» SHORT TASK:
Repeat all the records exactly, omitting pictures.

» DATA IN THIS EXERCISE:
★ ★ ★

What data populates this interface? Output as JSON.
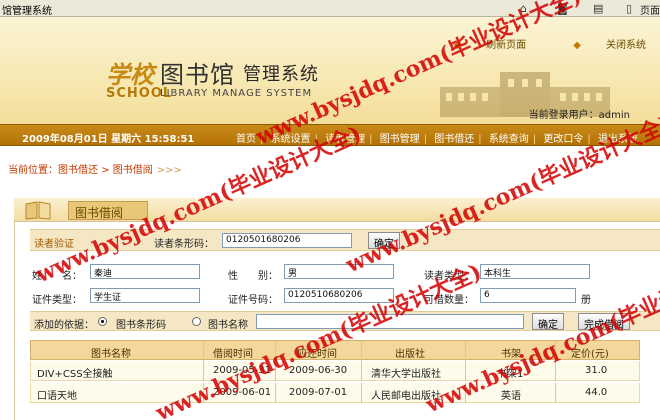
{
  "browser": {
    "window_title": "馆管理系统",
    "page_label": "页面"
  },
  "header": {
    "links": [
      "刷新页面",
      "关闭系统"
    ],
    "logo": {
      "school": "学校",
      "library_cn": "图书馆",
      "management": "管理系统",
      "school_en": "SCHOOL",
      "library_en": "LIBRARY MANAGE SYSTEM"
    },
    "current_user_label": "当前登录用户：",
    "current_user": "admin"
  },
  "nav": {
    "datetime": "2009年08月01日  星期六  15:58:51",
    "items": [
      "首页",
      "系统设置",
      "读者管理",
      "图书管理",
      "图书借还",
      "系统查询",
      "更改口令",
      "退出系统"
    ]
  },
  "location": {
    "prefix": "当前位置：",
    "path": "图书借还 > 图书借阅",
    "arrows": ">>>"
  },
  "panel": {
    "title": "图书借阅"
  },
  "reader_verify": {
    "section_label": "读者验证",
    "barcode_label": "读者条形码：",
    "barcode_value": "0120501680206",
    "confirm_label": "确定"
  },
  "reader_info": {
    "name_label": "姓　　名：",
    "name_value": "秦迪",
    "gender_label": "性　　别：",
    "gender_value": "男",
    "type_label": "读者类型：",
    "type_value": "本科生",
    "cert_type_label": "证件类型：",
    "cert_type_value": "学生证",
    "cert_no_label": "证件号码：",
    "cert_no_value": "0120510680206",
    "borrow_count_label": "可借数量：",
    "borrow_count_value": "6",
    "borrow_unit": "册"
  },
  "search": {
    "basis_label": "添加的依据：",
    "option_barcode": "图书条形码",
    "option_name": "图书名称",
    "selected": "barcode",
    "confirm_label": "确定",
    "finish_label": "完成借阅"
  },
  "table": {
    "headers": [
      "图书名称",
      "借阅时间",
      "应还时间",
      "出版社",
      "书架",
      "定价(元)"
    ],
    "rows": [
      [
        "DIV+CSS全接触",
        "2009-05-31",
        "2009-06-30",
        "清华大学出版社",
        "书架1",
        "31.0"
      ],
      [
        "口语天地",
        "2009-06-01",
        "2009-07-01",
        "人民邮电出版社",
        "英语",
        "44.0"
      ]
    ]
  },
  "watermarks": [
    "www.bysjdq.com(毕业设计大全)",
    "www.bysjdq.com(毕业设计大全)",
    "www.bysjdq.com(毕业设计大全)",
    "www.bysjdq.com(毕业设计大全)",
    "www.bysjdq.com(毕业设计大全)"
  ]
}
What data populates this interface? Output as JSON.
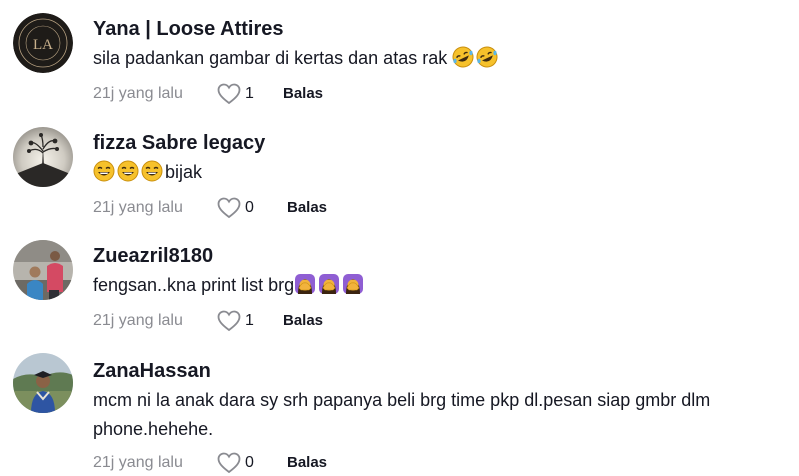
{
  "comments": [
    {
      "username": "Yana | Loose Attires",
      "text": "sila padankan gambar di kertas dan atas rak",
      "emojis": [
        "rofl-emoji",
        "rofl-emoji"
      ],
      "time": "21j yang lalu",
      "likes": "1",
      "reply_label": "Balas"
    },
    {
      "username": "fizza Sabre legacy",
      "text": "bijak",
      "emojis": [
        "laughing-emoji",
        "laughing-emoji",
        "laughing-emoji"
      ],
      "time": "21j yang lalu",
      "likes": "0",
      "reply_label": "Balas"
    },
    {
      "username": "Zueazril8180",
      "text": "fengsan..kna print list brg",
      "emojis": [
        "facepalm-emoji",
        "facepalm-emoji",
        "facepalm-emoji"
      ],
      "time": "21j yang lalu",
      "likes": "1",
      "reply_label": "Balas"
    },
    {
      "username": "ZanaHassan",
      "text_line1": "mcm ni la anak dara sy srh papanya beli brg time pkp dl.pesan siap gmbr dlm",
      "text_line2": "phone.hehehe.",
      "time": "21j yang lalu",
      "likes": "0",
      "reply_label": "Balas"
    }
  ],
  "avatar_logo_text": "LA",
  "colors": {
    "text": "#161823",
    "muted": "#8a8b91",
    "heart_outline": "#8a8b91"
  }
}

★ ★ ★

» WRITTEN SOLUTION:
What data populates this interface? Output as JSON.
{
  "browser": {
    "window_title": "馆管理系统",
    "page_label": "页面"
  },
  "header": {
    "links": [
      "刷新页面",
      "关闭系统"
    ],
    "logo": {
      "school": "学校",
      "library_cn": "图书馆",
      "management": "管理系统",
      "school_en": "SCHOOL",
      "library_en": "LIBRARY MANAGE SYSTEM"
    },
    "current_user_label": "当前登录用户：",
    "current_user": "admin"
  },
  "nav": {
    "datetime": "2009年08月01日  星期六  15:58:51",
    "items": [
      "首页",
      "系统设置",
      "读者管理",
      "图书管理",
      "图书借还",
      "系统查询",
      "更改口令",
      "退出系统"
    ]
  },
  "location": {
    "prefix": "当前位置：",
    "path": "图书借还 > 图书借阅",
    "arrows": ">>>"
  },
  "panel": {
    "title": "图书借阅"
  },
  "reader_verify": {
    "section_label": "读者验证",
    "barcode_label": "读者条形码：",
    "barcode_value": "0120501680206",
    "confirm_label": "确定"
  },
  "reader_info": {
    "name_label": "姓　　名：",
    "name_value": "秦迪",
    "gender_label": "性　　别：",
    "gender_value": "男",
    "type_label": "读者类型：",
    "type_value": "本科生",
    "cert_type_label": "证件类型：",
    "cert_type_value": "学生证",
    "cert_no_label": "证件号码：",
    "cert_no_value": "0120510680206",
    "borrow_count_label": "可借数量：",
    "borrow_count_value": "6",
    "borrow_unit": "册"
  },
  "search": {
    "basis_label": "添加的依据：",
    "option_barcode": "图书条形码",
    "option_name": "图书名称",
    "selected": "barcode",
    "confirm_label": "确定",
    "finish_label": "完成借阅"
  },
  "table": {
    "headers": [
      "图书名称",
      "借阅时间",
      "应还时间",
      "出版社",
      "书架",
      "定价(元)"
    ],
    "rows": [
      [
        "DIV+CSS全接触",
        "2009-05-31",
        "2009-06-30",
        "清华大学出版社",
        "书架1",
        "31.0"
      ],
      [
        "口语天地",
        "2009-06-01",
        "2009-07-01",
        "人民邮电出版社",
        "英语",
        "44.0"
      ]
    ]
  },
  "watermarks": [
    "www.bysjdq.com(毕业设计大全)",
    "www.bysjdq.com(毕业设计大全)",
    "www.bysjdq.com(毕业设计大全)",
    "www.bysjdq.com(毕业设计大全)",
    "www.bysjdq.com(毕业设计大全)"
  ]
}
What data populates this interface? Output as JSON.
{
  "comments": [
    {
      "username": "Yana | Loose Attires",
      "text": "sila padankan gambar di kertas dan atas rak",
      "emojis": [
        "rofl-emoji",
        "rofl-emoji"
      ],
      "time": "21j yang lalu",
      "likes": "1",
      "reply_label": "Balas"
    },
    {
      "username": "fizza Sabre legacy",
      "text": "bijak",
      "emojis": [
        "laughing-emoji",
        "laughing-emoji",
        "laughing-emoji"
      ],
      "time": "21j yang lalu",
      "likes": "0",
      "reply_label": "Balas"
    },
    {
      "username": "Zueazril8180",
      "text": "fengsan..kna print list brg",
      "emojis": [
        "facepalm-emoji",
        "facepalm-emoji",
        "facepalm-emoji"
      ],
      "time": "21j yang lalu",
      "likes": "1",
      "reply_label": "Balas"
    },
    {
      "username": "ZanaHassan",
      "text_line1": "mcm ni la anak dara sy srh papanya beli brg time pkp dl.pesan siap gmbr dlm",
      "text_line2": "phone.hehehe.",
      "time": "21j yang lalu",
      "likes": "0",
      "reply_label": "Balas"
    }
  ],
  "avatar_logo_text": "LA",
  "colors": {
    "text": "#161823",
    "muted": "#8a8b91",
    "heart_outline": "#8a8b91"
  }
}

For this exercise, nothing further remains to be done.